Raw records:

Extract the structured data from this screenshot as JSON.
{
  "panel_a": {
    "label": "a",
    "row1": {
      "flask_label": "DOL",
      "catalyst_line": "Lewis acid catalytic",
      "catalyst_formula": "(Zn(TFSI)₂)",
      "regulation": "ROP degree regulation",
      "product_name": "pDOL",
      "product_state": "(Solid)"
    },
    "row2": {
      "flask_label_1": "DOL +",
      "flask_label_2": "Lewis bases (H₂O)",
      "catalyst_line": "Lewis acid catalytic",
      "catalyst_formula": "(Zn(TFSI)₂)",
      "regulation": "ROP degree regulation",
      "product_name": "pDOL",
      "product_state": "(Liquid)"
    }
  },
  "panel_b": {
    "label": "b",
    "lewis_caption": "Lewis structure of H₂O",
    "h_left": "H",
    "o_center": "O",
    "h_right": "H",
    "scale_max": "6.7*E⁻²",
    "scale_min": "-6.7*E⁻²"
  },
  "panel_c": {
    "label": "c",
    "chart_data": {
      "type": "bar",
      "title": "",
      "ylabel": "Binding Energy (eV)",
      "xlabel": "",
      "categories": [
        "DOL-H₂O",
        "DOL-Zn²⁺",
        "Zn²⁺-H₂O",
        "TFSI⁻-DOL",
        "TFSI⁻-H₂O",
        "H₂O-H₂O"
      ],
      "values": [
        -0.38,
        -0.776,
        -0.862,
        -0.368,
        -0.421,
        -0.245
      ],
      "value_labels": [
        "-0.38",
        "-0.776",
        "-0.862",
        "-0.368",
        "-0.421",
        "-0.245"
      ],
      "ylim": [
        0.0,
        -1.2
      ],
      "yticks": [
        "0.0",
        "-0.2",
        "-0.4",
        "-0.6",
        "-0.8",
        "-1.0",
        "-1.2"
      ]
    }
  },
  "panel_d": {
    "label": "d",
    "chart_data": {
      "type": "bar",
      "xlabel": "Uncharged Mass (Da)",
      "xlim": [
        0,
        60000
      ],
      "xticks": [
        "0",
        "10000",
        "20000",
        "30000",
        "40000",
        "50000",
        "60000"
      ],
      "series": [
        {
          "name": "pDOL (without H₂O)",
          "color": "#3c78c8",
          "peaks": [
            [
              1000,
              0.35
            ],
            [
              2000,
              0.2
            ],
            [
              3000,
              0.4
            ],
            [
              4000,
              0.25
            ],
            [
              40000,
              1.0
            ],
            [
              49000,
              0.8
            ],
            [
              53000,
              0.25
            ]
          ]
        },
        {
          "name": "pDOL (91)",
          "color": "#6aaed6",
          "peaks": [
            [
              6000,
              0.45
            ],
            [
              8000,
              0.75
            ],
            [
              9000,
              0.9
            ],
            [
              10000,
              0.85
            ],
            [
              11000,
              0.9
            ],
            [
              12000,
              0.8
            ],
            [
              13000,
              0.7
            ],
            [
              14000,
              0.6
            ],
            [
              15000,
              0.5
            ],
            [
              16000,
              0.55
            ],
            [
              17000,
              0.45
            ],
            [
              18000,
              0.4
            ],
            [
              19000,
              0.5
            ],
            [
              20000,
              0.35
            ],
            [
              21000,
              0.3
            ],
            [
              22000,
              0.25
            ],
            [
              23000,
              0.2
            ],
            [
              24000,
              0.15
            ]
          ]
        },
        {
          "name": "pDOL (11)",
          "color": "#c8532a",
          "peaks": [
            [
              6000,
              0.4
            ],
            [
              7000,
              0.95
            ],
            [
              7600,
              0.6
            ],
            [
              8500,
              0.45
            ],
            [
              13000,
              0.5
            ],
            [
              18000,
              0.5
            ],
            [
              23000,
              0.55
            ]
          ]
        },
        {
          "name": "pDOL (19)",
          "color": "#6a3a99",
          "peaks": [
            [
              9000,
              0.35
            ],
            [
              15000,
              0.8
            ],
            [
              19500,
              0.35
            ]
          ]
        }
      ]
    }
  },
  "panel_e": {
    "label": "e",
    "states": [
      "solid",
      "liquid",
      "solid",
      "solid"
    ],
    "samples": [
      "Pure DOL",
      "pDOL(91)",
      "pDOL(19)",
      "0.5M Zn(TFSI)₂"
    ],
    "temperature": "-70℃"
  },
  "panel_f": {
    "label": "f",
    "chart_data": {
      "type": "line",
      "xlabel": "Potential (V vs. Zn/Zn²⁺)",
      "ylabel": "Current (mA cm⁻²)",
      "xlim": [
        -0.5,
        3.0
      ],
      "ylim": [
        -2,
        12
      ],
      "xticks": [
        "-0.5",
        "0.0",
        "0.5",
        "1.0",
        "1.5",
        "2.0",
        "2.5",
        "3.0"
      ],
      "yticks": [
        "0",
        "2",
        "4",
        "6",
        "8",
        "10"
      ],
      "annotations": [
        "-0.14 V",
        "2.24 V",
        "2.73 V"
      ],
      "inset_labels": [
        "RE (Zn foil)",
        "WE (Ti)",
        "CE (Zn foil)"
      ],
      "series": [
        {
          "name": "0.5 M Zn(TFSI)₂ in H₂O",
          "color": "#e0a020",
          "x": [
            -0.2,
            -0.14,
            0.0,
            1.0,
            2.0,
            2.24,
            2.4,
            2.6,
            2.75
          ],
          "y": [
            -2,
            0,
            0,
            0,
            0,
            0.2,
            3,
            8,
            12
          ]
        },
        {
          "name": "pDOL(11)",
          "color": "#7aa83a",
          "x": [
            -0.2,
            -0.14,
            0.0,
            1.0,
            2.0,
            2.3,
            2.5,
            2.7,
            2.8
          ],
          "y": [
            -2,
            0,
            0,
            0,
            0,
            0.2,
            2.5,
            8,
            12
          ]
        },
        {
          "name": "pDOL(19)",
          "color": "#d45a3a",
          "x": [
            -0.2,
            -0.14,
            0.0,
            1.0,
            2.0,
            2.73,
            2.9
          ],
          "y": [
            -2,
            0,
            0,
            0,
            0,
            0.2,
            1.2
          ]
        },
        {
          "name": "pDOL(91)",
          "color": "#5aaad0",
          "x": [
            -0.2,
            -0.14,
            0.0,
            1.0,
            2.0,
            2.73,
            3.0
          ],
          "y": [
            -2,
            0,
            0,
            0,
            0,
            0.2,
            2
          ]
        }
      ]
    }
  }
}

Goal of the exercise: Examine the records and pull out every line where the string "color" occurs.

Result of the exercise:
          "color": "#3c78c8",
          "color": "#6aaed6",
          "color": "#c8532a",
          "color": "#6a3a99",
          "color": "#e0a020",
          "color": "#7aa83a",
          "color": "#d45a3a",
          "color": "#5aaad0",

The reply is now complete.